- _Aim_:
Keep only the lines of the listing that include the word "BLOCK", and copy them.

- _Data for processing_:
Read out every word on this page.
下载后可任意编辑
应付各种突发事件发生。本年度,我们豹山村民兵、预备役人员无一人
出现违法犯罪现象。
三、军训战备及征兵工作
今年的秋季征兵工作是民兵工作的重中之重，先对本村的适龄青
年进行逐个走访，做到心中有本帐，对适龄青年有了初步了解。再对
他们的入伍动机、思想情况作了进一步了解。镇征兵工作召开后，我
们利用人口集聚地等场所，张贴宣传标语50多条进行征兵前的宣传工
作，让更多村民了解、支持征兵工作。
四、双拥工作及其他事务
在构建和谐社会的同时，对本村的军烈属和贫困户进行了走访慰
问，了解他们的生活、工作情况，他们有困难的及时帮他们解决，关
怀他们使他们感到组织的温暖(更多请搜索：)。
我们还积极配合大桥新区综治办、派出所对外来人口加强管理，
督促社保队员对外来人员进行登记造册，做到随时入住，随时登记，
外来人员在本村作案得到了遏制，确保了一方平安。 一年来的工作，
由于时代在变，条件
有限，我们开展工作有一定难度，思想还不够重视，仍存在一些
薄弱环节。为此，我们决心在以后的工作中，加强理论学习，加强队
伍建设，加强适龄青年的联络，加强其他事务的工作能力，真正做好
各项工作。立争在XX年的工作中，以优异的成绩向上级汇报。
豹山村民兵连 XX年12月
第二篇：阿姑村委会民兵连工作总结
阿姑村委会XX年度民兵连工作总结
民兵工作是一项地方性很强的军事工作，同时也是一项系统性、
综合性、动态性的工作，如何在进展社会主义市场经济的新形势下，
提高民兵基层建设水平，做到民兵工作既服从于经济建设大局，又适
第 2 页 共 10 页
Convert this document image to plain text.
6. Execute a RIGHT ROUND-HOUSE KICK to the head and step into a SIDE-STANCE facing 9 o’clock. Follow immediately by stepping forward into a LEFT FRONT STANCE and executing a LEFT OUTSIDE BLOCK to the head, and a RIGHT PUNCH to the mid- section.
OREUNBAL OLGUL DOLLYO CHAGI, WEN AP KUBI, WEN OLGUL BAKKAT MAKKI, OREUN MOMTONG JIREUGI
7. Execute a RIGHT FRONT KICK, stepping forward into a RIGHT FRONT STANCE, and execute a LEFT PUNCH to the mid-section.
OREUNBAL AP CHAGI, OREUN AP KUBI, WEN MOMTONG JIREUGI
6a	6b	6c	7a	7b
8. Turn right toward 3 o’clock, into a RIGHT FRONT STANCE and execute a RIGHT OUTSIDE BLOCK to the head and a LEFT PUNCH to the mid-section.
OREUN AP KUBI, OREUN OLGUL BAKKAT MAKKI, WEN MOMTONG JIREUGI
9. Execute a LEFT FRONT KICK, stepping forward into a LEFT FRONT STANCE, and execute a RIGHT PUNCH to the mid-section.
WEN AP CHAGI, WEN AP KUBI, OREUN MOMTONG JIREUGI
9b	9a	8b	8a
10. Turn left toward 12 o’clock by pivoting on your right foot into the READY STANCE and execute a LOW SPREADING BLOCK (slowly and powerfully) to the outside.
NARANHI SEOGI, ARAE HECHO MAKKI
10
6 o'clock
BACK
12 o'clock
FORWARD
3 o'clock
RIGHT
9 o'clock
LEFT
* * *
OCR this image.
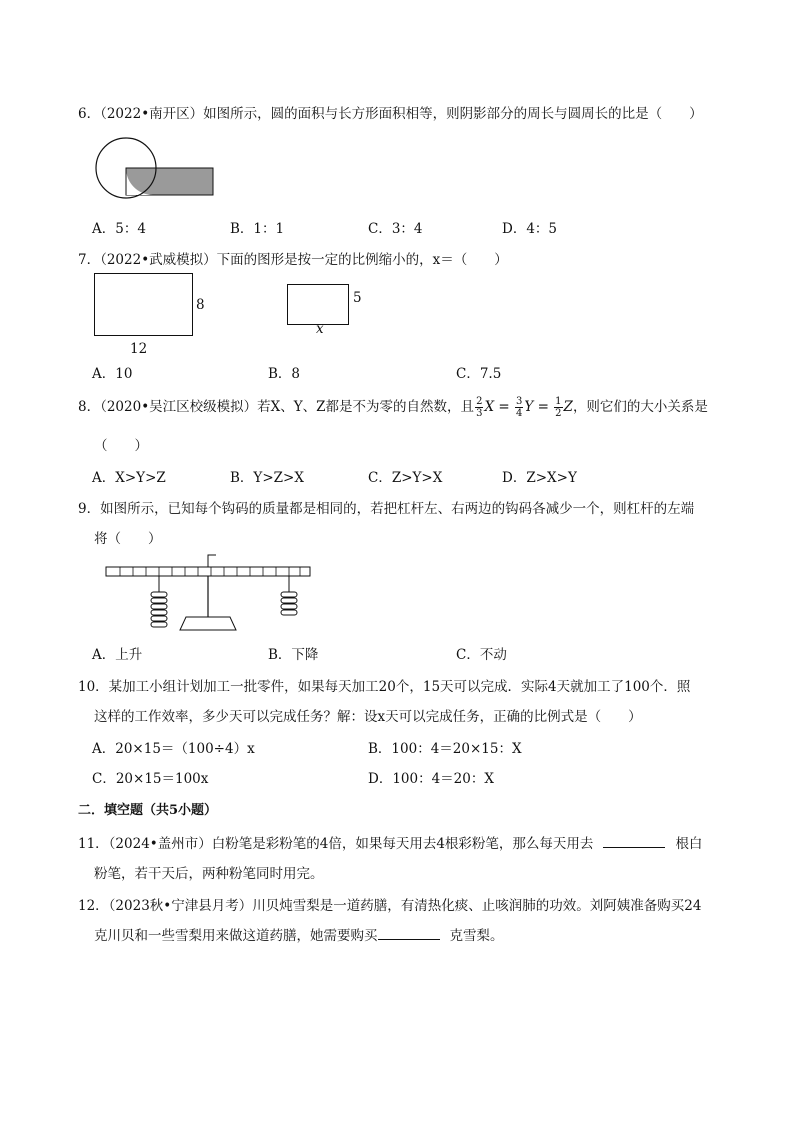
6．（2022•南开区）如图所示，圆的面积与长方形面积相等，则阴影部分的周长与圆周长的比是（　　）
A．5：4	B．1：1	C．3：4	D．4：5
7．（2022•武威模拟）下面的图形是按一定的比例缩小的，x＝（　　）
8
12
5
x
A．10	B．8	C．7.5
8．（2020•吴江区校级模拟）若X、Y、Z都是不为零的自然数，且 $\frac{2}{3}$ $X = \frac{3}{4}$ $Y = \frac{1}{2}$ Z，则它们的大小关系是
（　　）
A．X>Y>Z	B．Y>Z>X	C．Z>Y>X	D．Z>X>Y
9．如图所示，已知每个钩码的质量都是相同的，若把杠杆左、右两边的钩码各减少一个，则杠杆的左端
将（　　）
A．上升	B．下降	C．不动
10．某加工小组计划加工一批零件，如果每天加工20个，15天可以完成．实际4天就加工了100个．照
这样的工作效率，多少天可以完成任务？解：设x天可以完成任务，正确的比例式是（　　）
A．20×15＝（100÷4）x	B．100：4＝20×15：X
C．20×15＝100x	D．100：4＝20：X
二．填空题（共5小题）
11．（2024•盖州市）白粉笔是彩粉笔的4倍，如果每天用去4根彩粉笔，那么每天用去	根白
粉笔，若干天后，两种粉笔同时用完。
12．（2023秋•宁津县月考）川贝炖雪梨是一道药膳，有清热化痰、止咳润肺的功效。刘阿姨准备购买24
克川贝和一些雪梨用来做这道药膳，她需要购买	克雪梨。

- _Written reply_:
6. Execute a RIGHT ROUND-HOUSE KICK to the head and step into a SIDE-STANCE facing 9 o’clock. Follow immediately by stepping forward into a LEFT FRONT STANCE and executing a LEFT OUTSIDE BLOCK to the head, and a RIGHT PUNCH to the mid- section.
8. Turn right toward 3 o’clock, into a RIGHT FRONT STANCE and execute a RIGHT OUTSIDE BLOCK to the head and a LEFT PUNCH to the mid-section.
10. Turn left toward 12 o’clock by pivoting on your right foot into the READY STANCE and execute a LOW SPREADING BLOCK (slowly and powerfully) to the outside.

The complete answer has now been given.